Make an exact copy of the listing below.

══════

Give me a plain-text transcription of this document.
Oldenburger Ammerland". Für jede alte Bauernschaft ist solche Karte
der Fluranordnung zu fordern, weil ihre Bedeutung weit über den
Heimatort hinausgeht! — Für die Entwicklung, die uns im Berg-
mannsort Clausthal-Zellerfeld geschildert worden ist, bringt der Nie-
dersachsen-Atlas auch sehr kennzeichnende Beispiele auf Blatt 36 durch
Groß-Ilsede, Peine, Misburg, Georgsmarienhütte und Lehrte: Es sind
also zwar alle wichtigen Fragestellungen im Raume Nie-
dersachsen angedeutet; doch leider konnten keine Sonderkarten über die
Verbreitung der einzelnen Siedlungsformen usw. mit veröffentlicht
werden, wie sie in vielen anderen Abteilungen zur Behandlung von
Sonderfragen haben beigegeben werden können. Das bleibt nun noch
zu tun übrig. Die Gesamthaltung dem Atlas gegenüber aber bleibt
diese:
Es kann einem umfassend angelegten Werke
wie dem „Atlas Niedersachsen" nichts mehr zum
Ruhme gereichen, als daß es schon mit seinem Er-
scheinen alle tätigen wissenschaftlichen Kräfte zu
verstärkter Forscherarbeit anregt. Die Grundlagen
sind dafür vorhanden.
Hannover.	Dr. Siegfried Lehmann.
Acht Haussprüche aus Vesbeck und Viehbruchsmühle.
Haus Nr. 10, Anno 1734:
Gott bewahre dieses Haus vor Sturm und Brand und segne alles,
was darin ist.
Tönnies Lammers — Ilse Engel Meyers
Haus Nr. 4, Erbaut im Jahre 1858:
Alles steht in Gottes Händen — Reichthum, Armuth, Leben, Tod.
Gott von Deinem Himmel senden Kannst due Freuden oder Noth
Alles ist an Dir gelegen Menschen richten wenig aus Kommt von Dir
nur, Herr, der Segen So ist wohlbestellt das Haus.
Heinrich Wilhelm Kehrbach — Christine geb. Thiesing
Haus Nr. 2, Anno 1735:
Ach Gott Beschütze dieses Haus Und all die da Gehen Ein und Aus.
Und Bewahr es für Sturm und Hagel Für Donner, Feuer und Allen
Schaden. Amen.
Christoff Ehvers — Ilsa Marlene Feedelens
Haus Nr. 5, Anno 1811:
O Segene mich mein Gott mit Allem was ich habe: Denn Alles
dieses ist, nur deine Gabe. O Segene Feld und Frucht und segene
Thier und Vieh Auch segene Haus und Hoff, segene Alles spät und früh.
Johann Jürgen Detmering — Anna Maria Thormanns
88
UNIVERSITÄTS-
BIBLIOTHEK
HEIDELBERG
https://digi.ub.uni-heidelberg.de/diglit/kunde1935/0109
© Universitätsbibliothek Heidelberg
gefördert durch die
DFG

══════

Expected output ->
Give me a plain-text transcription of this document.
Oldenburger Ammerland". Für jede alte Bauernschaft ist solche Karte
der Fluranordnung zu fordern, weil ihre Bedeutung weit über den
Heimatort hinausgeht! — Für die Entwicklung, die uns im Berg-
mannsort Clausthal-Zellerfeld geschildert worden ist, bringt der Nie-
dersachsen-Atlas auch sehr kennzeichnende Beispiele auf Blatt 36 durch
Groß-Ilsede, Peine, Misburg, Georgsmarienhütte und Lehrte: Es sind
also zwar alle wichtigen Fragestellungen im Raume Nie-
dersachsen angedeutet; doch leider konnten keine Sonderkarten über die
Verbreitung der einzelnen Siedlungsformen usw. mit veröffentlicht
werden, wie sie in vielen anderen Abteilungen zur Behandlung von
Sonderfragen haben beigegeben werden können. Das bleibt nun noch
zu tun übrig. Die Gesamthaltung dem Atlas gegenüber aber bleibt
diese:
Es kann einem umfassend angelegten Werke
wie dem „Atlas Niedersachsen" nichts mehr zum
Ruhme gereichen, als daß es schon mit seinem Er-
scheinen alle tätigen wissenschaftlichen Kräfte zu
verstärkter Forscherarbeit anregt. Die Grundlagen
sind dafür vorhanden.
Hannover.	Dr. Siegfried Lehmann.
Acht Haussprüche aus Vesbeck und Viehbruchsmühle.
Haus Nr. 10, Anno 1734:
Gott bewahre dieses Haus vor Sturm und Brand und segne alles,
was darin ist.
Tönnies Lammers — Ilse Engel Meyers
Haus Nr. 4, Erbaut im Jahre 1858:
Alles steht in Gottes Händen — Reichthum, Armuth, Leben, Tod.
Gott von Deinem Himmel senden Kannst due Freuden oder Noth
Alles ist an Dir gelegen Menschen richten wenig aus Kommt von Dir
nur, Herr, der Segen So ist wohlbestellt das Haus.
Heinrich Wilhelm Kehrbach — Christine geb. Thiesing
Haus Nr. 2, Anno 1735:
Ach Gott Beschütze dieses Haus Und all die da Gehen Ein und Aus.
Und Bewahr es für Sturm und Hagel Für Donner, Feuer und Allen
Schaden. Amen.
Christoff Ehvers — Ilsa Marlene Feedelens
Haus Nr. 5, Anno 1811:
O Segene mich mein Gott mit Allem was ich habe: Denn Alles
dieses ist, nur deine Gabe. O Segene Feld und Frucht und segene
Thier und Vieh Auch segene Haus und Hoff, segene Alles spät und früh.
Johann Jürgen Detmering — Anna Maria Thormanns
88
UNIVERSITÄTS-
BIBLIOTHEK
HEIDELBERG
https://digi.ub.uni-heidelberg.de/diglit/kunde1935/0109
© Universitätsbibliothek Heidelberg
gefördert durch die
DFG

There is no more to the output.